- [Instruction] Read the records and write them out again exactly.

Begin Extracted data

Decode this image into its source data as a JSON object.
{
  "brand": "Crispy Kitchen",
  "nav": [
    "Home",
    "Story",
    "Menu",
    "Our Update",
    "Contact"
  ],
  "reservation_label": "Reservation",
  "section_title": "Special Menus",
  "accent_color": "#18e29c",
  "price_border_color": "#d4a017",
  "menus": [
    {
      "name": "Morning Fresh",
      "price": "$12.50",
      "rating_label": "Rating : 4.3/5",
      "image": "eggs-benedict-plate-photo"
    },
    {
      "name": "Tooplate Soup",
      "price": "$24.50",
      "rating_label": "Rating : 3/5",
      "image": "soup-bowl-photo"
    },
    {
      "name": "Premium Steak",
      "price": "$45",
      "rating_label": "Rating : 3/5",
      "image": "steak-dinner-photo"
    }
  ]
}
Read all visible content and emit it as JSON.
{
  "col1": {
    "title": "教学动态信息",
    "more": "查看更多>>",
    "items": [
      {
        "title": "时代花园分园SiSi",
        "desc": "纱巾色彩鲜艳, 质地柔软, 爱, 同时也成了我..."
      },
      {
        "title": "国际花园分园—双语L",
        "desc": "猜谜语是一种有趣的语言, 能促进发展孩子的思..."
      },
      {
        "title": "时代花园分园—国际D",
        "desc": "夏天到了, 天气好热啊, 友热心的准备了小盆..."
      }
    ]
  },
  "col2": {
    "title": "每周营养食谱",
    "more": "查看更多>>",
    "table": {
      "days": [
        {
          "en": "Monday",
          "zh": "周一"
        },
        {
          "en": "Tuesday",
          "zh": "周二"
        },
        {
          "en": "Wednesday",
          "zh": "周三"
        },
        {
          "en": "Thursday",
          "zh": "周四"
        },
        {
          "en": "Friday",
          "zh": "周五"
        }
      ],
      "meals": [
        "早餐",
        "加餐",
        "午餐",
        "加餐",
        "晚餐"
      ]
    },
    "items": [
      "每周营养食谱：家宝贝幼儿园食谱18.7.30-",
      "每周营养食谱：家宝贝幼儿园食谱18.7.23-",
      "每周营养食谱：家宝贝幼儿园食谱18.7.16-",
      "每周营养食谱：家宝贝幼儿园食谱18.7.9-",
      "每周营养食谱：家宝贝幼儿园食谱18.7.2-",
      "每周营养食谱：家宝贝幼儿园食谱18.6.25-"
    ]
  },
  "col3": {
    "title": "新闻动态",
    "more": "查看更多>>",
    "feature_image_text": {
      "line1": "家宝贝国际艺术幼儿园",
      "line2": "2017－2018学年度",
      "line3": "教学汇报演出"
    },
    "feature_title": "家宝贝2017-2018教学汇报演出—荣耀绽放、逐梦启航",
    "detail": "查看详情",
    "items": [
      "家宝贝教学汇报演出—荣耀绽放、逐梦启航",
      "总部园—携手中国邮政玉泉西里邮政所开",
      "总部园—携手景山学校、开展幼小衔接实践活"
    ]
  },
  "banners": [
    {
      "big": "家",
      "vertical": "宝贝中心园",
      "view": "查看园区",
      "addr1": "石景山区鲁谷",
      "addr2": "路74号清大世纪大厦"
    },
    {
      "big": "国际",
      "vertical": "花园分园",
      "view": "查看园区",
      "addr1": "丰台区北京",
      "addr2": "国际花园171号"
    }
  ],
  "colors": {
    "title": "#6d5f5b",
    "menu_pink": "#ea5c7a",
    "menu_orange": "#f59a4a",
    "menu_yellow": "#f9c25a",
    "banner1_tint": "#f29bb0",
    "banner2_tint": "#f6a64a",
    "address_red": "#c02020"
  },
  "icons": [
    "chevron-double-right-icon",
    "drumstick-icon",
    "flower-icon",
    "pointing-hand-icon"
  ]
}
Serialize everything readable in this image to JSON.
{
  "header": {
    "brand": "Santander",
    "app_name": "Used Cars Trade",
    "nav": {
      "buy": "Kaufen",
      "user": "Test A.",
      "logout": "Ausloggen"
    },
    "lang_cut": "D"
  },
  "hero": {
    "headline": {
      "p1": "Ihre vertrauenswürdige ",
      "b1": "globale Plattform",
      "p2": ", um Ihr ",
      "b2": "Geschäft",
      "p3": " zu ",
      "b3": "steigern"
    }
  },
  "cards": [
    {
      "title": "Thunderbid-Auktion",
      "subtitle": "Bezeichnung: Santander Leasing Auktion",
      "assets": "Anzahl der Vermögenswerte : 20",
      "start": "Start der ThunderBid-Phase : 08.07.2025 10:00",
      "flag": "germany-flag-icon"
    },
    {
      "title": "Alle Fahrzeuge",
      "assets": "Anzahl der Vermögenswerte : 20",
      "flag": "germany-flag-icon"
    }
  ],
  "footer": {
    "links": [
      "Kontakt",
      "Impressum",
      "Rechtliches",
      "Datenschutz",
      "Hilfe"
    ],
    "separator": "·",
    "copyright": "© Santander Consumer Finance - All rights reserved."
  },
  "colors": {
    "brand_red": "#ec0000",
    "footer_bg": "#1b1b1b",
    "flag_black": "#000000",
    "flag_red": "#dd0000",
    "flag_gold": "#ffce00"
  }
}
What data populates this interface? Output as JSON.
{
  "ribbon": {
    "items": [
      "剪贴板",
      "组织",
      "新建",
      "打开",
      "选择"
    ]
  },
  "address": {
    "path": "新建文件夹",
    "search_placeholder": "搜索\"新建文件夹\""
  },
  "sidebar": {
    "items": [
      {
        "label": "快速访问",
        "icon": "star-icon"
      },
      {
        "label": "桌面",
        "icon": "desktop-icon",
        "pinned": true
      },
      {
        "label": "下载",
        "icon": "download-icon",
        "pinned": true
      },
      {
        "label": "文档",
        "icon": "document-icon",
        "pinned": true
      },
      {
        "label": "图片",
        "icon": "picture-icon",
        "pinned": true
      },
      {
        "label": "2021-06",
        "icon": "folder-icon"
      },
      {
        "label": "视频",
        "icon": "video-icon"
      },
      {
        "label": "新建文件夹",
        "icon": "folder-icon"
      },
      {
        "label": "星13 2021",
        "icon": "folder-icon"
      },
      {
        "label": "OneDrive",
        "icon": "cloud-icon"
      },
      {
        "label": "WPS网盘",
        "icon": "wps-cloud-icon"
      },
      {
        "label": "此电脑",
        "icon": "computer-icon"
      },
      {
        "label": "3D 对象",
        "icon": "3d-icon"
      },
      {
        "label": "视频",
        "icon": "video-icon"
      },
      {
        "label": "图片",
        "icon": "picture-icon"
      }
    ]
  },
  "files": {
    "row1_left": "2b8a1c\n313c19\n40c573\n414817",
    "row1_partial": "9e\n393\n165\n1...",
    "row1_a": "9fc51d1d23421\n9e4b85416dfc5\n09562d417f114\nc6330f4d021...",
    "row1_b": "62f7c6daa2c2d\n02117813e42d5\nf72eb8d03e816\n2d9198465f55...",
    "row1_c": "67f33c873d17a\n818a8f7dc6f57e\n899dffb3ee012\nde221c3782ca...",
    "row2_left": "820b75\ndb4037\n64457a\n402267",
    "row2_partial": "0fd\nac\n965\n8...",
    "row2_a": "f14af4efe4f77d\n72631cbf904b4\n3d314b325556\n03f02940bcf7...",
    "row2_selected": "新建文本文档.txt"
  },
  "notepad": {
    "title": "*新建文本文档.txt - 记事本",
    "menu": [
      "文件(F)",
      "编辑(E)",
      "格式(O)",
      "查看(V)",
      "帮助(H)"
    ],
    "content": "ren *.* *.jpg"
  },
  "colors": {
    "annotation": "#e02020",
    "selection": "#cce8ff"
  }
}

End Extracted data

- [Answer]
Decode this image into its source data as a JSON object.
{
  "brand": "Crispy Kitchen",
  "nav": [
    "Home",
    "Story",
    "Menu",
    "Our Update",
    "Contact"
  ],
  "reservation_label": "Reservation",
  "section_title": "Special Menus",
  "accent_color": "#18e29c",
  "price_border_color": "#d4a017",
  "menus": [
    {
      "name": "Morning Fresh",
      "price": "$12.50",
      "rating_label": "Rating : 4.3/5",
      "image": "eggs-benedict-plate-photo"
    },
    {
      "name": "Tooplate Soup",
      "price": "$24.50",
      "rating_label": "Rating : 3/5",
      "image": "soup-bowl-photo"
    },
    {
      "name": "Premium Steak",
      "price": "$45",
      "rating_label": "Rating : 3/5",
      "image": "steak-dinner-photo"
    }
  ]
}
Read all visible content and emit it as JSON.
{
  "col1": {
    "title": "教学动态信息",
    "more": "查看更多>>",
    "items": [
      {
        "title": "时代花园分园SiSi",
        "desc": "纱巾色彩鲜艳, 质地柔软, 爱, 同时也成了我..."
      },
      {
        "title": "国际花园分园—双语L",
        "desc": "猜谜语是一种有趣的语言, 能促进发展孩子的思..."
      },
      {
        "title": "时代花园分园—国际D",
        "desc": "夏天到了, 天气好热啊, 友热心的准备了小盆..."
      }
    ]
  },
  "col2": {
    "title": "每周营养食谱",
    "more": "查看更多>>",
    "table": {
      "days": [
        {
          "en": "Monday",
          "zh": "周一"
        },
        {
          "en": "Tuesday",
          "zh": "周二"
        },
        {
          "en": "Wednesday",
          "zh": "周三"
        },
        {
          "en": "Thursday",
          "zh": "周四"
        },
        {
          "en": "Friday",
          "zh": "周五"
        }
      ],
      "meals": [
        "早餐",
        "加餐",
        "午餐",
        "加餐",
        "晚餐"
      ]
    },
    "items": [
      "每周营养食谱：家宝贝幼儿园食谱18.7.30-",
      "每周营养食谱：家宝贝幼儿园食谱18.7.23-",
      "每周营养食谱：家宝贝幼儿园食谱18.7.16-",
      "每周营养食谱：家宝贝幼儿园食谱18.7.9-",
      "每周营养食谱：家宝贝幼儿园食谱18.7.2-",
      "每周营养食谱：家宝贝幼儿园食谱18.6.25-"
    ]
  },
  "col3": {
    "title": "新闻动态",
    "more": "查看更多>>",
    "feature_image_text": {
      "line1": "家宝贝国际艺术幼儿园",
      "line2": "2017－2018学年度",
      "line3": "教学汇报演出"
    },
    "feature_title": "家宝贝2017-2018教学汇报演出—荣耀绽放、逐梦启航",
    "detail": "查看详情",
    "items": [
      "家宝贝教学汇报演出—荣耀绽放、逐梦启航",
      "总部园—携手中国邮政玉泉西里邮政所开",
      "总部园—携手景山学校、开展幼小衔接实践活"
    ]
  },
  "banners": [
    {
      "big": "家",
      "vertical": "宝贝中心园",
      "view": "查看园区",
      "addr1": "石景山区鲁谷",
      "addr2": "路74号清大世纪大厦"
    },
    {
      "big": "国际",
      "vertical": "花园分园",
      "view": "查看园区",
      "addr1": "丰台区北京",
      "addr2": "国际花园171号"
    }
  ],
  "colors": {
    "title": "#6d5f5b",
    "menu_pink": "#ea5c7a",
    "menu_orange": "#f59a4a",
    "menu_yellow": "#f9c25a",
    "banner1_tint": "#f29bb0",
    "banner2_tint": "#f6a64a",
    "address_red": "#c02020"
  },
  "icons": [
    "chevron-double-right-icon",
    "drumstick-icon",
    "flower-icon",
    "pointing-hand-icon"
  ]
}
Serialize everything readable in this image to JSON.
{
  "header": {
    "brand": "Santander",
    "app_name": "Used Cars Trade",
    "nav": {
      "buy": "Kaufen",
      "user": "Test A.",
      "logout": "Ausloggen"
    },
    "lang_cut": "D"
  },
  "hero": {
    "headline": {
      "p1": "Ihre vertrauenswürdige ",
      "b1": "globale Plattform",
      "p2": ", um Ihr ",
      "b2": "Geschäft",
      "p3": " zu ",
      "b3": "steigern"
    }
  },
  "cards": [
    {
      "title": "Thunderbid-Auktion",
      "subtitle": "Bezeichnung: Santander Leasing Auktion",
      "assets": "Anzahl der Vermögenswerte : 20",
      "start": "Start der ThunderBid-Phase : 08.07.2025 10:00",
      "flag": "germany-flag-icon"
    },
    {
      "title": "Alle Fahrzeuge",
      "assets": "Anzahl der Vermögenswerte : 20",
      "flag": "germany-flag-icon"
    }
  ],
  "footer": {
    "links": [
      "Kontakt",
      "Impressum",
      "Rechtliches",
      "Datenschutz",
      "Hilfe"
    ],
    "separator": "·",
    "copyright": "© Santander Consumer Finance - All rights reserved."
  },
  "colors": {
    "brand_red": "#ec0000",
    "footer_bg": "#1b1b1b",
    "flag_black": "#000000",
    "flag_red": "#dd0000",
    "flag_gold": "#ffce00"
  }
}
What data populates this interface? Output as JSON.
{
  "ribbon": {
    "items": [
      "剪贴板",
      "组织",
      "新建",
      "打开",
      "选择"
    ]
  },
  "address": {
    "path": "新建文件夹",
    "search_placeholder": "搜索\"新建文件夹\""
  },
  "sidebar": {
    "items": [
      {
        "label": "快速访问",
        "icon": "star-icon"
      },
      {
        "label": "桌面",
        "icon": "desktop-icon",
        "pinned": true
      },
      {
        "label": "下载",
        "icon": "download-icon",
        "pinned": true
      },
      {
        "label": "文档",
        "icon": "document-icon",
        "pinned": true
      },
      {
        "label": "图片",
        "icon": "picture-icon",
        "pinned": true
      },
      {
        "label": "2021-06",
        "icon": "folder-icon"
      },
      {
        "label": "视频",
        "icon": "video-icon"
      },
      {
        "label": "新建文件夹",
        "icon": "folder-icon"
      },
      {
        "label": "星13 2021",
        "icon": "folder-icon"
      },
      {
        "label": "OneDrive",
        "icon": "cloud-icon"
      },
      {
        "label": "WPS网盘",
        "icon": "wps-cloud-icon"
      },
      {
        "label": "此电脑",
        "icon": "computer-icon"
      },
      {
        "label": "3D 对象",
        "icon": "3d-icon"
      },
      {
        "label": "视频",
        "icon": "video-icon"
      },
      {
        "label": "图片",
        "icon": "picture-icon"
      }
    ]
  },
  "files": {
    "row1_left": "2b8a1c\n313c19\n40c573\n414817",
    "row1_partial": "9e\n393\n165\n1...",
    "row1_a": "9fc51d1d23421\n9e4b85416dfc5\n09562d417f114\nc6330f4d021...",
    "row1_b": "62f7c6daa2c2d\n02117813e42d5\nf72eb8d03e816\n2d9198465f55...",
    "row1_c": "67f33c873d17a\n818a8f7dc6f57e\n899dffb3ee012\nde221c3782ca...",
    "row2_left": "820b75\ndb4037\n64457a\n402267",
    "row2_partial": "0fd\nac\n965\n8...",
    "row2_a": "f14af4efe4f77d\n72631cbf904b4\n3d314b325556\n03f02940bcf7...",
    "row2_selected": "新建文本文档.txt"
  },
  "notepad": {
    "title": "*新建文本文档.txt - 记事本",
    "menu": [
      "文件(F)",
      "编辑(E)",
      "格式(O)",
      "查看(V)",
      "帮助(H)"
    ],
    "content": "ren *.* *.jpg"
  },
  "colors": {
    "annotation": "#e02020",
    "selection": "#cce8ff"
  }
}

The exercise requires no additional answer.